**DATA PROVIDED:**
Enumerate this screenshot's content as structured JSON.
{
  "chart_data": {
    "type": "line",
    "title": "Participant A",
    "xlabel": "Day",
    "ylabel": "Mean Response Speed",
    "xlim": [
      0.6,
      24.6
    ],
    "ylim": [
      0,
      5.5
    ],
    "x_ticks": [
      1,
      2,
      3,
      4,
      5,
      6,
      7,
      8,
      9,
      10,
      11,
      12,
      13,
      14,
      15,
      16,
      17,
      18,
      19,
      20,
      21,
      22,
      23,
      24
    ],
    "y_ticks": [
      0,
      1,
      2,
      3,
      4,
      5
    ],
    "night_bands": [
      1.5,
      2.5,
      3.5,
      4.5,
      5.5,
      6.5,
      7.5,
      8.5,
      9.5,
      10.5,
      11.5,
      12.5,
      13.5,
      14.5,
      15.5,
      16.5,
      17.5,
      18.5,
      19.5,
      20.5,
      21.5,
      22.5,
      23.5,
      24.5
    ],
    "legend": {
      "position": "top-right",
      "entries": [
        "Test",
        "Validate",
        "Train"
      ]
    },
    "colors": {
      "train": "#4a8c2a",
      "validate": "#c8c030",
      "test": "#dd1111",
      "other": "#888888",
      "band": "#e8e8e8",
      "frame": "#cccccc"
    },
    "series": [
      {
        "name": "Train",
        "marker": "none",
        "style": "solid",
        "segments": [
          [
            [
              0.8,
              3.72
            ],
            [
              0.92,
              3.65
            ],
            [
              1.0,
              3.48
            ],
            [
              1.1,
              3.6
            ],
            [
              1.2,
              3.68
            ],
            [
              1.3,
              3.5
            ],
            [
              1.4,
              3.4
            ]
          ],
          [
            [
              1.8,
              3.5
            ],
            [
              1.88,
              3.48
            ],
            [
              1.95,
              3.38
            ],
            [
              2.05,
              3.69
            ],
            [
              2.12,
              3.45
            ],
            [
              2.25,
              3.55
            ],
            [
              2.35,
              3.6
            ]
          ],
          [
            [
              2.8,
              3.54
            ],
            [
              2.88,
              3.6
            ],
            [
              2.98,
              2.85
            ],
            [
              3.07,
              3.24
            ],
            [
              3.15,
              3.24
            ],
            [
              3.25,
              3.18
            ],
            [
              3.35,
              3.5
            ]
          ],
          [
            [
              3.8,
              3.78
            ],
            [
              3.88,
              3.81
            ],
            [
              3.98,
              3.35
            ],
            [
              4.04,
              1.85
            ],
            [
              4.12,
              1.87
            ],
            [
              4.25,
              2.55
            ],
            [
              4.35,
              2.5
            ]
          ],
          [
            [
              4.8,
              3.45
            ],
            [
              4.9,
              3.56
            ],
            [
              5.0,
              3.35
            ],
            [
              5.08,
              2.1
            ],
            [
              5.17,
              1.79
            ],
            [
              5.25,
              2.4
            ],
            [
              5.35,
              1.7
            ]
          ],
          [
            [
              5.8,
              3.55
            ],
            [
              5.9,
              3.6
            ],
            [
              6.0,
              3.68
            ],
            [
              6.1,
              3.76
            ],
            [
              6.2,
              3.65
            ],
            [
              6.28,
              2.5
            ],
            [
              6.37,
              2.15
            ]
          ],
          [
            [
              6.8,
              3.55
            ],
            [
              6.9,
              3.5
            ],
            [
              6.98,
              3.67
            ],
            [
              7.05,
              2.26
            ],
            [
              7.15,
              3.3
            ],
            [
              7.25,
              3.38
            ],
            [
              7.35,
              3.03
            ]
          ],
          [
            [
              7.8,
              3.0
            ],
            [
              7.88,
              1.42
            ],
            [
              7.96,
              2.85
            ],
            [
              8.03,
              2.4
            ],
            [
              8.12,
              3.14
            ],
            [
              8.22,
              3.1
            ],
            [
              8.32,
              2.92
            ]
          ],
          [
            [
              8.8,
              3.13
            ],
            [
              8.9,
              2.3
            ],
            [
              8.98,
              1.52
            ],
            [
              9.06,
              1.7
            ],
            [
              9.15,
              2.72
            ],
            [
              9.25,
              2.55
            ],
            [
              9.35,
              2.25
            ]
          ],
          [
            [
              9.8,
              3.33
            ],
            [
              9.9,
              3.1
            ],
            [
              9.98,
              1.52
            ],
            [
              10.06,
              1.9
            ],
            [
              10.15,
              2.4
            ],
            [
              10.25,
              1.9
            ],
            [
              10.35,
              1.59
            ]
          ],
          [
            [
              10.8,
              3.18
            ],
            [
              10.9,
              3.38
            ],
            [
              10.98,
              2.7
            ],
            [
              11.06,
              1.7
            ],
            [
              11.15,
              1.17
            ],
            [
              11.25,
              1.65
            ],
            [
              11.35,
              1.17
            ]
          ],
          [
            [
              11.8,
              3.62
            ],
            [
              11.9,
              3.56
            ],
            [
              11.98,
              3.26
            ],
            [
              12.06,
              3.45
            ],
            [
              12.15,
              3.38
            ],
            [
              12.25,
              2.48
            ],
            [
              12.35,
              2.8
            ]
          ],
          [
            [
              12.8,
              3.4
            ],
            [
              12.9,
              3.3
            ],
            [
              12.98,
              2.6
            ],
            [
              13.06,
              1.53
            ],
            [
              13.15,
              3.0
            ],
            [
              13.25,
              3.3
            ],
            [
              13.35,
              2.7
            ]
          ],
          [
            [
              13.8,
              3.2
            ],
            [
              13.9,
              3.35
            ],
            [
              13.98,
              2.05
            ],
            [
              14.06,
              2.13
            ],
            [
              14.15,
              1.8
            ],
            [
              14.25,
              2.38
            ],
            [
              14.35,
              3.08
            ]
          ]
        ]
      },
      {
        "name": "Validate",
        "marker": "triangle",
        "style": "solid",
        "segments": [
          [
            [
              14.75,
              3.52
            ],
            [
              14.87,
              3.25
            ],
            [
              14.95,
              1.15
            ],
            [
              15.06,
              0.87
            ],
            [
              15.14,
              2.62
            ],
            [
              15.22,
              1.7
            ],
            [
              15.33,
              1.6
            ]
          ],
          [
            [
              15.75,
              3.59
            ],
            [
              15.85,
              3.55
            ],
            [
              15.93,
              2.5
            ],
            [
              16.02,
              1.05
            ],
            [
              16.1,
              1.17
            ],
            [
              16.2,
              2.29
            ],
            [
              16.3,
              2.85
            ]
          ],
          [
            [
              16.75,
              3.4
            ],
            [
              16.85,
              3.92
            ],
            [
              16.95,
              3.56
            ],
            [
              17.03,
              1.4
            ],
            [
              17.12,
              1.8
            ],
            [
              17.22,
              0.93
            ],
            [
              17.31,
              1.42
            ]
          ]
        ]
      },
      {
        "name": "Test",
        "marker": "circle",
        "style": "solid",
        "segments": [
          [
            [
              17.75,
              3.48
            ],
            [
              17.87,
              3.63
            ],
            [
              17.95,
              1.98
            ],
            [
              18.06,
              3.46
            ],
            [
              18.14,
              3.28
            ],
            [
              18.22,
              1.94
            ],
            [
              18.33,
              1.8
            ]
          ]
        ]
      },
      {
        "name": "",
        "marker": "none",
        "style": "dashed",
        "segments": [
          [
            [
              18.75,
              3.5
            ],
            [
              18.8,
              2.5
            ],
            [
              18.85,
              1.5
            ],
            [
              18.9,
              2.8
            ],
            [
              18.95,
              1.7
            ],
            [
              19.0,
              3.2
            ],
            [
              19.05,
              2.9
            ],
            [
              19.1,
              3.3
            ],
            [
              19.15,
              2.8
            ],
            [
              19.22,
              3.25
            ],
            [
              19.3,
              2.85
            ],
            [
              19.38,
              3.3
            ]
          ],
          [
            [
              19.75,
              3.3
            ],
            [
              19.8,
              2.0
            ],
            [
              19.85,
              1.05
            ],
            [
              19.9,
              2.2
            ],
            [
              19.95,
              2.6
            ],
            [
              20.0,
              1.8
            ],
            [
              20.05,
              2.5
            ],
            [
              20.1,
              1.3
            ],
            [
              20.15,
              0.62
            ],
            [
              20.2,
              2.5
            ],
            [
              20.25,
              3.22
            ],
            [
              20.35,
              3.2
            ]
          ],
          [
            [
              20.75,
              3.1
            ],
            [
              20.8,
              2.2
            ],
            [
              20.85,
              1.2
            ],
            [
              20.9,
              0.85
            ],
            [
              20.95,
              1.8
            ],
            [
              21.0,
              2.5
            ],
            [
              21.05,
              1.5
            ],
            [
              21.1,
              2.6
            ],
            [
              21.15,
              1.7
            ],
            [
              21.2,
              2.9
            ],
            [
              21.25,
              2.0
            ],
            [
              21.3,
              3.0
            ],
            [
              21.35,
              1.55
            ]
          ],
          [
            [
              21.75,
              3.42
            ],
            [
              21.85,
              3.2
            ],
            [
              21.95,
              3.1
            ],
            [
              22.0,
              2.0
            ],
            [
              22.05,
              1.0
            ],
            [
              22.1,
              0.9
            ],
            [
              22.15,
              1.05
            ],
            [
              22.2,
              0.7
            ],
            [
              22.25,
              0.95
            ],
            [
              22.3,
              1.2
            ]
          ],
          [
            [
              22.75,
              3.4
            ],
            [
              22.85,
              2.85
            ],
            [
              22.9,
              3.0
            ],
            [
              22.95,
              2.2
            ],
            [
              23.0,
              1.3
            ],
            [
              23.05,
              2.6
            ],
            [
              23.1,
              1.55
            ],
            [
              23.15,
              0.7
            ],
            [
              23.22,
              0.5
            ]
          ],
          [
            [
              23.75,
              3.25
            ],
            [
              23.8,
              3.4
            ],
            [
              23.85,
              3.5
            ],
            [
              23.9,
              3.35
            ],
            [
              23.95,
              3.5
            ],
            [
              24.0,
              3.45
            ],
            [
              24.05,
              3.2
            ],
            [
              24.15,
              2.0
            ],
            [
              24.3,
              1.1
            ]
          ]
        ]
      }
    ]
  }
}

**TASK REQUIREMENTS:** Show every line where the string "marker" appears.

**EXERCISE OUTPUT:**
        "marker": "none",
        "marker": "triangle",
        "marker": "circle",
        "marker": "none",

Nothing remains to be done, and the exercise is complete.